═══ Entries provided ═══

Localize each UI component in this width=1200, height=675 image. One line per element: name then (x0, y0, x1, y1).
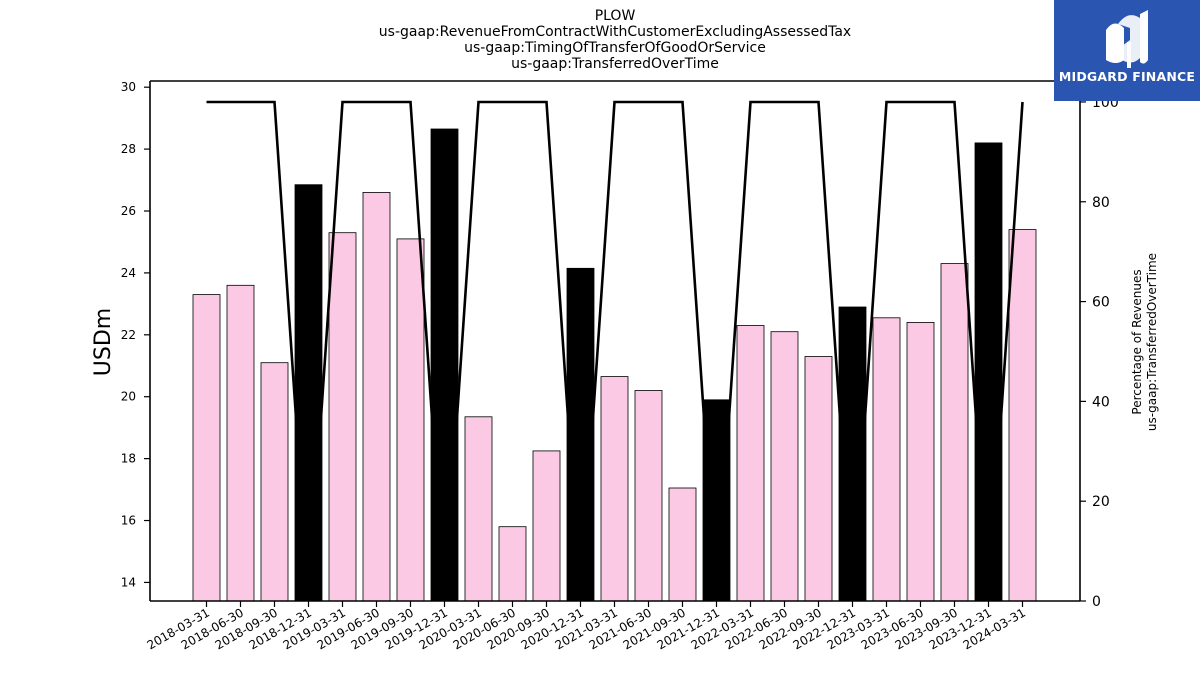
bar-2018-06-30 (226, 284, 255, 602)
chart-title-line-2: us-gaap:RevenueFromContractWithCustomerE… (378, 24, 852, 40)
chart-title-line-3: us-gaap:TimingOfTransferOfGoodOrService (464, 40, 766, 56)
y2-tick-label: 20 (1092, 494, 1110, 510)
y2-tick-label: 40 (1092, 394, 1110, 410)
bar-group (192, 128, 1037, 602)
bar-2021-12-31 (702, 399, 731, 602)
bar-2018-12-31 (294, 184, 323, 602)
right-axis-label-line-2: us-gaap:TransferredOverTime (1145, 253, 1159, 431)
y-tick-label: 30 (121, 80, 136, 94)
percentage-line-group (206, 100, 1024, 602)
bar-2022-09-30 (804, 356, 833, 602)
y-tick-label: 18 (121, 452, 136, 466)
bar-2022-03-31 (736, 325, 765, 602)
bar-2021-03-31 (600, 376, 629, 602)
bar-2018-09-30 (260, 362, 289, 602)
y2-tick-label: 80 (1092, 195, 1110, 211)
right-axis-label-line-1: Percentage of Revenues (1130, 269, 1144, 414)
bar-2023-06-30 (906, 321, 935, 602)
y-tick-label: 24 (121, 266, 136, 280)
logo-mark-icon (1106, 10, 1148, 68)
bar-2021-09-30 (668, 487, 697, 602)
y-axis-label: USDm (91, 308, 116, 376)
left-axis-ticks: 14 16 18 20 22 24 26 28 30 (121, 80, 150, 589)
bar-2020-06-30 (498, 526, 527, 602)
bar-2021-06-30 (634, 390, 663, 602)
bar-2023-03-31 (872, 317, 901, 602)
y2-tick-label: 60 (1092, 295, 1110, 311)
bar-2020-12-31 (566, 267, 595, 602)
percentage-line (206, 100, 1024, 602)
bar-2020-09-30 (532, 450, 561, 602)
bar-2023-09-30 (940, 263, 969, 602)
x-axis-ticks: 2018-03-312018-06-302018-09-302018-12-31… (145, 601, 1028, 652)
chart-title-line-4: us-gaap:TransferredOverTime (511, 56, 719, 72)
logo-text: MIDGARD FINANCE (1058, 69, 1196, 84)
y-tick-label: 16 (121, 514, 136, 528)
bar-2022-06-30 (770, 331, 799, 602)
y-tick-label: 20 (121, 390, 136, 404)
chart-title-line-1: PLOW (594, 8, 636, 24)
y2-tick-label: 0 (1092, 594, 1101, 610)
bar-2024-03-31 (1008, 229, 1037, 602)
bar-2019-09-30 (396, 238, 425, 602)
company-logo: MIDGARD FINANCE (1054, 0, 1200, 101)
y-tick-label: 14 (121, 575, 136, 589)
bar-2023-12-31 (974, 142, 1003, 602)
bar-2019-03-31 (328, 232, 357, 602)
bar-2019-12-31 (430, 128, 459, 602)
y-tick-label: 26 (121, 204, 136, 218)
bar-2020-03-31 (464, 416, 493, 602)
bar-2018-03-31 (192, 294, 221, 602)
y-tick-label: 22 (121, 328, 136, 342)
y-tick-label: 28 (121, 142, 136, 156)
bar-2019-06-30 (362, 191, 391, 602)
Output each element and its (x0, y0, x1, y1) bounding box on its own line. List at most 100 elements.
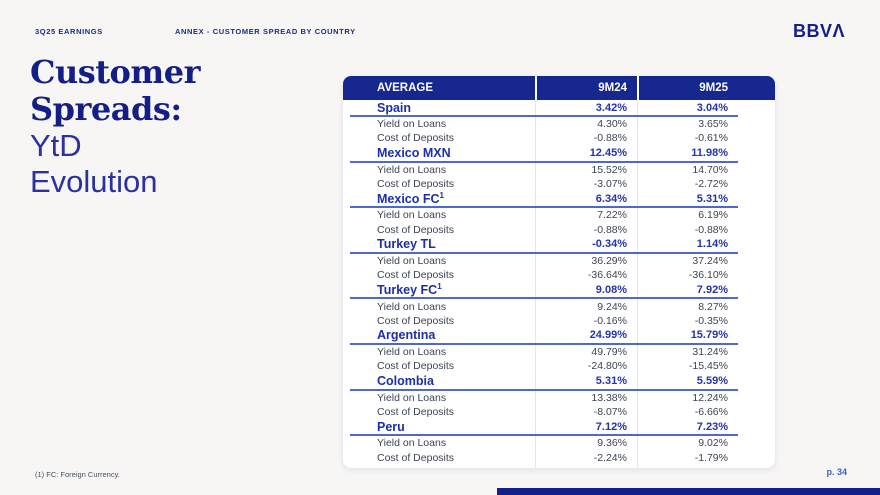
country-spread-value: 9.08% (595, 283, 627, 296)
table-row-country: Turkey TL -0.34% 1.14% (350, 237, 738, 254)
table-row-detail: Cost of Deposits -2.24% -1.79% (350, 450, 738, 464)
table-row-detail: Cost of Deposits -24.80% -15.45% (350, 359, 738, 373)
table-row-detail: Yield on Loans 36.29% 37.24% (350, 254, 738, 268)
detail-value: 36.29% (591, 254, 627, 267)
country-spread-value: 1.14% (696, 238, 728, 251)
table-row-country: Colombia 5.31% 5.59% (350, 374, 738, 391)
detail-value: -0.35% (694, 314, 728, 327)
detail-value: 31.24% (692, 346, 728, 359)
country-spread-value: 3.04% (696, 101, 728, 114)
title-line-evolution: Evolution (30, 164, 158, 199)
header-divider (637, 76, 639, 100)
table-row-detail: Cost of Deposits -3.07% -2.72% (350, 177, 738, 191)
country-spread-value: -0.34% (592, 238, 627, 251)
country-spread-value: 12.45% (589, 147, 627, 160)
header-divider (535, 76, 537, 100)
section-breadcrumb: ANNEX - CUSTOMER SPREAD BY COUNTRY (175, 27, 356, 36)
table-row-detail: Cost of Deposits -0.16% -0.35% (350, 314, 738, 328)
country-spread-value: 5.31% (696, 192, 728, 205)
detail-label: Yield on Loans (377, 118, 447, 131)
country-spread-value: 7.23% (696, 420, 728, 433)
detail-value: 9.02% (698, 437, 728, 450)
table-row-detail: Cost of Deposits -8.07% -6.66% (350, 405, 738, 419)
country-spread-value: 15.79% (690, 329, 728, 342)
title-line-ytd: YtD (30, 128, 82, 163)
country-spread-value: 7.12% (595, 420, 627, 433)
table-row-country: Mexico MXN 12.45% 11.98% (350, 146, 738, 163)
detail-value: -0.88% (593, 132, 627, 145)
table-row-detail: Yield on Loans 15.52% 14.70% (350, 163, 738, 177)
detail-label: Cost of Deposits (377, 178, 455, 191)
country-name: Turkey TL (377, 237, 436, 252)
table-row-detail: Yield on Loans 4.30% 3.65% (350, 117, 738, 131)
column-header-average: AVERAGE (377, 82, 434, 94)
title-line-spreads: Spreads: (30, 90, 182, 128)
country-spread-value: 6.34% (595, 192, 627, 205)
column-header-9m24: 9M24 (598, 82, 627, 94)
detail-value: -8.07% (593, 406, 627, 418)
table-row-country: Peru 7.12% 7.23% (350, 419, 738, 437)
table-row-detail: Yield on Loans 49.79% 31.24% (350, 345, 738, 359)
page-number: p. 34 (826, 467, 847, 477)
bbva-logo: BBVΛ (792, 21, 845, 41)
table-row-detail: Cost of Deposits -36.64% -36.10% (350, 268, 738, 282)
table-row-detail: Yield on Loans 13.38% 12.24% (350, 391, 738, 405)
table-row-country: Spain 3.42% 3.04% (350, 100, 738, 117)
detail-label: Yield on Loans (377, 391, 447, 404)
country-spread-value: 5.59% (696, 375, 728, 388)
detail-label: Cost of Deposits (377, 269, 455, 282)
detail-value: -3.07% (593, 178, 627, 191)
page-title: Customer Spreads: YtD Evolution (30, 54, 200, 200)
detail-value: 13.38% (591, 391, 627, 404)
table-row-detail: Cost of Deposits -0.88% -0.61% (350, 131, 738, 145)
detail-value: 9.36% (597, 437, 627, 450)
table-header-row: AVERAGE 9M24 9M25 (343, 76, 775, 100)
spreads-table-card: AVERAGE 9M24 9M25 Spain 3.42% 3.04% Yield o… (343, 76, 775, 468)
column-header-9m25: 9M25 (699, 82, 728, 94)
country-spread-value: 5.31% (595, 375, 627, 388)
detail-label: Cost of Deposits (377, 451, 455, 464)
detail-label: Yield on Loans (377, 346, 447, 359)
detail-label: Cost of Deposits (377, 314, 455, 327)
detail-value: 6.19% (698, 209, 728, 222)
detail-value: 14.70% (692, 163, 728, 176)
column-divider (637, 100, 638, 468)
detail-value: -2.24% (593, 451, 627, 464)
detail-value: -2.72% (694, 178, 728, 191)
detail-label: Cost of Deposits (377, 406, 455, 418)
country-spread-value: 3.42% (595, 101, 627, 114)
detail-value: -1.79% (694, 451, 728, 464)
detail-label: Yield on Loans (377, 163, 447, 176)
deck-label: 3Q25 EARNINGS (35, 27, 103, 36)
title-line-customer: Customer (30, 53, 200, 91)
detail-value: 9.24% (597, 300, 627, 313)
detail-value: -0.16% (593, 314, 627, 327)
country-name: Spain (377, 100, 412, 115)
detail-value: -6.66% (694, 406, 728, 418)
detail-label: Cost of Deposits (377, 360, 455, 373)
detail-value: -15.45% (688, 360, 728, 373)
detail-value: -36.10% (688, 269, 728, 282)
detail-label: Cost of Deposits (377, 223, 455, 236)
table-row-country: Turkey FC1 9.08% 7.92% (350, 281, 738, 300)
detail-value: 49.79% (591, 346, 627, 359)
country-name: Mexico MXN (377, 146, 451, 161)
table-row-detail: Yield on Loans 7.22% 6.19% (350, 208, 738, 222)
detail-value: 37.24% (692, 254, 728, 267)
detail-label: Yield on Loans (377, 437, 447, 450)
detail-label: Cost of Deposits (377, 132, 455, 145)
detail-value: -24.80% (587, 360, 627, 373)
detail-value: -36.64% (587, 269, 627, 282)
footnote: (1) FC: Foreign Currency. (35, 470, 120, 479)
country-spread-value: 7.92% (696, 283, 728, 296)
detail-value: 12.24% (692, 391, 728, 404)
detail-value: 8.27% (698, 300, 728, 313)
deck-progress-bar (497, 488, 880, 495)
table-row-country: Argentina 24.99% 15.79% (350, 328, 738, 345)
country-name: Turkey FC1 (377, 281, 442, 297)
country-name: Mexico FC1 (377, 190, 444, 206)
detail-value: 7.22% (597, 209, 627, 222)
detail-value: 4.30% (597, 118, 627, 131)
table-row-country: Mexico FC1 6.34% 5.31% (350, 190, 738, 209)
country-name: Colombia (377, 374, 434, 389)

═══

» Task brief
Count the lines of the items above that contain the string "header", and give only that number.

» Written answer
6